** start Text excerpt **

# It's getting to the point that a video would be less time consuming.....



## mtmtnman (May 1, 2012)

Got a BAC house that we secured 12/2009 for a company i no longer work for. To date we have been to the property 33 times. 140 miles round trip with NO other possible work in between. Decent house, nice neighborhood. Got my 5th re-secure in 3 years from another co. So i called the local realtor up in this town who is also an inspector for Sierra FS. He confirmed the house was secure and there was no damage. (i find this constantly! Neighbor pissed about the home setting empty calls in and says it's unsecure ect.) He took a shot of all sides of the house and one of each room.This has always been fine in the past. Get a call from the servicing co. "NOT ENOUGH PICS! WE NEED A MINIMUM OF 85 PICS ON A RE-SECURE!" REALLY????? I'm lucky to get 85 pics on an initial secure unless there is trash! If you have a 3 bed 2 bath with LR and kitchen and you take 6 photos of each room (1 of each corner and 2 of the ceiling) you get 42 pics. 3 for a lock change, 2-4 in crawlspace depending on access, 1 of each side of the house and 1 of the securing sign. That's 54 pics and that is about average for me. Also mad there was not an address pic (never been an address on the house) and mad there was not a street sign pic. Street sign on every visit now? WTF is up with that??? I just finished up going through over 2,000 photos i have on this house. We NEVER had a street sign pic. Gonna drive into the town i am near today and get a pic of a similar street sign to appease them. This BS is why i was mostly out of P&P but since the REO stuff dried up i am finding myself taking SOME P&P back. What a PITA! Forgot how much i hated P&P! Wish Safeguard would hurry up and leave as they are doing a crappy job anyways................


----------



## hammerhead (Apr 26, 2012)

Yeah i always thought videos would be a hell of alot easier


----------



## Guest (Aug 30, 2012)

Sounds like Best in the US....


----------



## SwiftRes (Apr 12, 2012)

** end Text excerpt **

▸ What is required
In the forum thread about property photo requirements, what minimum number of photos did the servicing company demand for a re-secure?

** start Dataset section **

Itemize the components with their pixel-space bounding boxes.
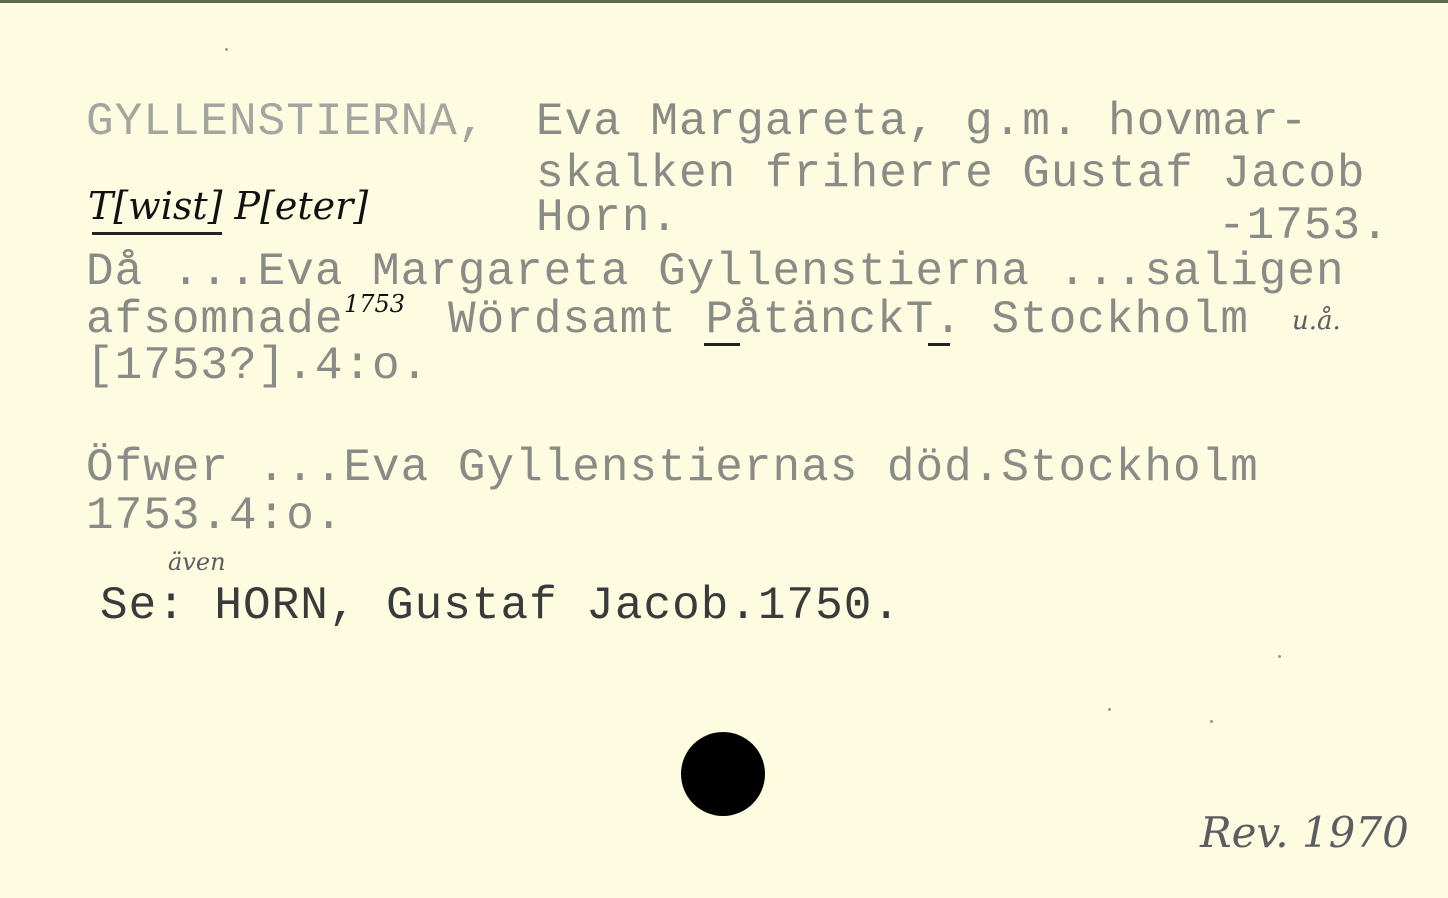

** end Dataset section **

▸ Exercise result
85 photos.